» **EXERCISE AIM**: Gather each line in the entries that includes the string "Hoja".

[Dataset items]
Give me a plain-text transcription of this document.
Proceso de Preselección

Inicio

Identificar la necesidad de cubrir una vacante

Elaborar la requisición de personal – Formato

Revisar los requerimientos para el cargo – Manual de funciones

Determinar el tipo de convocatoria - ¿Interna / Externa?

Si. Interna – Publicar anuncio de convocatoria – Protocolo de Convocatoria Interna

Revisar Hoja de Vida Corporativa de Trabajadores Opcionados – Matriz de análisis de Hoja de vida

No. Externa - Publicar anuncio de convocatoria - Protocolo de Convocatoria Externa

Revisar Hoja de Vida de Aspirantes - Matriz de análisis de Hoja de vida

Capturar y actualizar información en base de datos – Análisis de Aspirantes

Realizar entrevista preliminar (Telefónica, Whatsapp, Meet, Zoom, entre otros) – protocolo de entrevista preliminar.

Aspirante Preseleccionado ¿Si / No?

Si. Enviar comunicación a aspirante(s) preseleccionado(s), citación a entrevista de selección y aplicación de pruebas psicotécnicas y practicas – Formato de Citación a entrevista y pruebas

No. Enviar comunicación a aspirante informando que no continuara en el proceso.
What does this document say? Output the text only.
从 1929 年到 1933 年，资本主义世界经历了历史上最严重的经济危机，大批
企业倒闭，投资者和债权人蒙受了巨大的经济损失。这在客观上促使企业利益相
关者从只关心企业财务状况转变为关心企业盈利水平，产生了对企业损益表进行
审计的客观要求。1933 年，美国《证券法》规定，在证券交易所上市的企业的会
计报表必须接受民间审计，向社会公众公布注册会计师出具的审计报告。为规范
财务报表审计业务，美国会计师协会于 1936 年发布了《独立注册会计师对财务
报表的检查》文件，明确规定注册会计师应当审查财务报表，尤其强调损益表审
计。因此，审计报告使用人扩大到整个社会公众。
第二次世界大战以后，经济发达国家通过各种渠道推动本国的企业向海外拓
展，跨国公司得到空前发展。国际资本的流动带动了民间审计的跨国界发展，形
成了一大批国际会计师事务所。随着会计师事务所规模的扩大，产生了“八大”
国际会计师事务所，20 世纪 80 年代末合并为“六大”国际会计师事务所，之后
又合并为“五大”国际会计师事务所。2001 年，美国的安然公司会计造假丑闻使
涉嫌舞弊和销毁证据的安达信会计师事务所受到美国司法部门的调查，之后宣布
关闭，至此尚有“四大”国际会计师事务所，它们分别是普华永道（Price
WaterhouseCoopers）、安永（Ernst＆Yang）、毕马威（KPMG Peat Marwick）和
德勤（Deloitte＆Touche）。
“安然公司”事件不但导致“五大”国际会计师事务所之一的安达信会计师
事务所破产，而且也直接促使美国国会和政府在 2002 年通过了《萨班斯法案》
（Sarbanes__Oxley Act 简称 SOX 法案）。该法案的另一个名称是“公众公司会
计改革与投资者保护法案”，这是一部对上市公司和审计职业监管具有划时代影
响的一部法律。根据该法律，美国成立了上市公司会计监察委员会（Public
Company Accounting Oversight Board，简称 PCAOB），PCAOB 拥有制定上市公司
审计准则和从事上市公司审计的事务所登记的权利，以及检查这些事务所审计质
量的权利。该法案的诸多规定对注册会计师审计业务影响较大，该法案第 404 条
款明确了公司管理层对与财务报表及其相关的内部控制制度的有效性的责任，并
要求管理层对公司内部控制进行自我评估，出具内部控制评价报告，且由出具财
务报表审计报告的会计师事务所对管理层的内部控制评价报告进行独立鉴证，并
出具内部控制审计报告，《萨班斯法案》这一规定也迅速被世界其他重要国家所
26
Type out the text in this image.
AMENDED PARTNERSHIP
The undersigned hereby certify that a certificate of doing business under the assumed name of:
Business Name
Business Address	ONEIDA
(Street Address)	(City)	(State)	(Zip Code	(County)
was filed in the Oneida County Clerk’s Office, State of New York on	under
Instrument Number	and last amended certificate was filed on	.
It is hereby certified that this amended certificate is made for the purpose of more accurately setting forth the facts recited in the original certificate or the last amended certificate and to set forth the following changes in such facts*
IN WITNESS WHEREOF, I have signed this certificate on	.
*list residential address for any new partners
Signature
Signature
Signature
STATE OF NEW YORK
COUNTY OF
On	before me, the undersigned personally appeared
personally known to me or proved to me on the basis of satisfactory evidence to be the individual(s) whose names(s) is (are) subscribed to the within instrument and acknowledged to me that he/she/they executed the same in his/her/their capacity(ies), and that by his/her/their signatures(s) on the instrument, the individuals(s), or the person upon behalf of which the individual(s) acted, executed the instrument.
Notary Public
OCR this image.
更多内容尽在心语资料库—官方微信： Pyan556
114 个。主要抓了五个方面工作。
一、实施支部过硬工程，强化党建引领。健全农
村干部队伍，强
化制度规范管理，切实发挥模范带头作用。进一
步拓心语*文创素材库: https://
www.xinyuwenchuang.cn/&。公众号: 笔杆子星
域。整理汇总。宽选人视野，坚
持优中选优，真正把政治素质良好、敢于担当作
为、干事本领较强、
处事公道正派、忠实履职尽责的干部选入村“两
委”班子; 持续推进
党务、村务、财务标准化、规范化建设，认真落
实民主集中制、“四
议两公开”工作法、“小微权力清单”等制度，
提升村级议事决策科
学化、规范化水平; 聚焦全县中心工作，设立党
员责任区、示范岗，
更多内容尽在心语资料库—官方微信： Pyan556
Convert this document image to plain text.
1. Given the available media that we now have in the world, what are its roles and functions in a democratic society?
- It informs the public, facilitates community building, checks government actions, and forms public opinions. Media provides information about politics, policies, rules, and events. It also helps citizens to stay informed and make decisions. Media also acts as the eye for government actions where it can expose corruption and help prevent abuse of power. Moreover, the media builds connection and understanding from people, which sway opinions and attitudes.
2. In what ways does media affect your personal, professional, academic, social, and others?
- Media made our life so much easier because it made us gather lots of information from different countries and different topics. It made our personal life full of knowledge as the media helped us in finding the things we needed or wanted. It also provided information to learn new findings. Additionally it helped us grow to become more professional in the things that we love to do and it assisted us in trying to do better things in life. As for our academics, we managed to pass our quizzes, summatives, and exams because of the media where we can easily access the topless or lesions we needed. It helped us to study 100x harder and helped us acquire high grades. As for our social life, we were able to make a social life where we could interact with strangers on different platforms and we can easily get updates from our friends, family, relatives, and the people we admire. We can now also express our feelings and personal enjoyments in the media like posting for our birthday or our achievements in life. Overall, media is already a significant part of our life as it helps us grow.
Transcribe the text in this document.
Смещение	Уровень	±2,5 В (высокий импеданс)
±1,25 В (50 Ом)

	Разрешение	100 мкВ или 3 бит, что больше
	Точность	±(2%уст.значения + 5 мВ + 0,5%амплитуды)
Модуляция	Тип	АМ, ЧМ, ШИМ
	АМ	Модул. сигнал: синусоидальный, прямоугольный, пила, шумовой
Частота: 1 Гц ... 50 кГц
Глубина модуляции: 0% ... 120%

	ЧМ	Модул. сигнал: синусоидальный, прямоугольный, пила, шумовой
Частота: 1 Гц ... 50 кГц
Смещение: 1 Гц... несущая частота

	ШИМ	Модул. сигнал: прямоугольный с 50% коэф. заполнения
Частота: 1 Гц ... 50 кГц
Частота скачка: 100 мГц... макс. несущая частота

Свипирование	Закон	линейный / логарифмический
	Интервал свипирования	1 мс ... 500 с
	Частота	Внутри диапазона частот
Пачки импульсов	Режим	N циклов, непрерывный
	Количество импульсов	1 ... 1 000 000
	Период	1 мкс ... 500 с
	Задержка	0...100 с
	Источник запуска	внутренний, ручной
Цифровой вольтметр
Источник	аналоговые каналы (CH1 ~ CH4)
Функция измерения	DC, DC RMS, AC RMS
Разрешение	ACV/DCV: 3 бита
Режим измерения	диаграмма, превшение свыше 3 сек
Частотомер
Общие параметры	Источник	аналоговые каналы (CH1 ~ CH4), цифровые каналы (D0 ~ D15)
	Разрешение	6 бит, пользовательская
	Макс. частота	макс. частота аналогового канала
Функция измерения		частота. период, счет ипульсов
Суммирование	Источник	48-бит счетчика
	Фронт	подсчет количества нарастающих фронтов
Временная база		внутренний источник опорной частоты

» **TASK SOLUTION**:
Revisar Hoja de Vida Corporativa de Trabajadores Opcionados – Matriz de análisis de Hoja de vida
Revisar Hoja de Vida de Aspirantes - Matriz de análisis de Hoja de vida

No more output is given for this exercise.